WHAT TO PRODUCE:
Each record is to be printed again precisely as it reads.
--- start of EXTRACTED ENTRIES ---
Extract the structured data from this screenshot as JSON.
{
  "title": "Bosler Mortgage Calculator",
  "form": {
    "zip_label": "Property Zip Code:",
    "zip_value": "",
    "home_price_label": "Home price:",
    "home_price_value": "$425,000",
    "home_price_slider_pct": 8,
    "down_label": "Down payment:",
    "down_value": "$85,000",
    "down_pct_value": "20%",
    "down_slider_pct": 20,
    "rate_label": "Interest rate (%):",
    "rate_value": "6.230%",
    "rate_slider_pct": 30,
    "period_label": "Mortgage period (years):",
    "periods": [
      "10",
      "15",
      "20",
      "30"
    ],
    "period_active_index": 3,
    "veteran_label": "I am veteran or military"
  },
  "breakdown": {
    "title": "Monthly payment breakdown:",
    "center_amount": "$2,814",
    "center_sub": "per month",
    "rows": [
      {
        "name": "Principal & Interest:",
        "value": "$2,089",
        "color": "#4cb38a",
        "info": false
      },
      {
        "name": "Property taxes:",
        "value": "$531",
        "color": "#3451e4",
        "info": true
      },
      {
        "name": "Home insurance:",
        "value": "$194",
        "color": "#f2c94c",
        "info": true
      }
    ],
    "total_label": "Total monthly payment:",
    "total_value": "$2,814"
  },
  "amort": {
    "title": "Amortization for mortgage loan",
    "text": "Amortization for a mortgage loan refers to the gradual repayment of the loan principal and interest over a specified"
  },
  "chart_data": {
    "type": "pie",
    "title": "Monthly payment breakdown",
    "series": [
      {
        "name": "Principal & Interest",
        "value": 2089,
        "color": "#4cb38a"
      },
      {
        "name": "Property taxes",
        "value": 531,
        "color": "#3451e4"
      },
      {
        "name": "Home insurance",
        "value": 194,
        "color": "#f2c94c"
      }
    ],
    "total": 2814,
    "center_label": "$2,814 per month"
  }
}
--- end of EXTRACTED ENTRIES ---
EXERCISE RESULT:
Extract the structured data from this screenshot as JSON.
{
  "title": "Bosler Mortgage Calculator",
  "form": {
    "zip_label": "Property Zip Code:",
    "zip_value": "",
    "home_price_label": "Home price:",
    "home_price_value": "$425,000",
    "home_price_slider_pct": 8,
    "down_label": "Down payment:",
    "down_value": "$85,000",
    "down_pct_value": "20%",
    "down_slider_pct": 20,
    "rate_label": "Interest rate (%):",
    "rate_value": "6.230%",
    "rate_slider_pct": 30,
    "period_label": "Mortgage period (years):",
    "periods": [
      "10",
      "15",
      "20",
      "30"
    ],
    "period_active_index": 3,
    "veteran_label": "I am veteran or military"
  },
  "breakdown": {
    "title": "Monthly payment breakdown:",
    "center_amount": "$2,814",
    "center_sub": "per month",
    "rows": [
      {
        "name": "Principal & Interest:",
        "value": "$2,089",
        "color": "#4cb38a",
        "info": false
      },
      {
        "name": "Property taxes:",
        "value": "$531",
        "color": "#3451e4",
        "info": true
      },
      {
        "name": "Home insurance:",
        "value": "$194",
        "color": "#f2c94c",
        "info": true
      }
    ],
    "total_label": "Total monthly payment:",
    "total_value": "$2,814"
  },
  "amort": {
    "title": "Amortization for mortgage loan",
    "text": "Amortization for a mortgage loan refers to the gradual repayment of the loan principal and interest over a specified"
  },
  "chart_data": {
    "type": "pie",
    "title": "Monthly payment breakdown",
    "series": [
      {
        "name": "Principal & Interest",
        "value": 2089,
        "color": "#4cb38a"
      },
      {
        "name": "Property taxes",
        "value": 531,
        "color": "#3451e4"
      },
      {
        "name": "Home insurance",
        "value": 194,
        "color": "#f2c94c"
      }
    ],
    "total": 2814,
    "center_label": "$2,814 per month"
  }
}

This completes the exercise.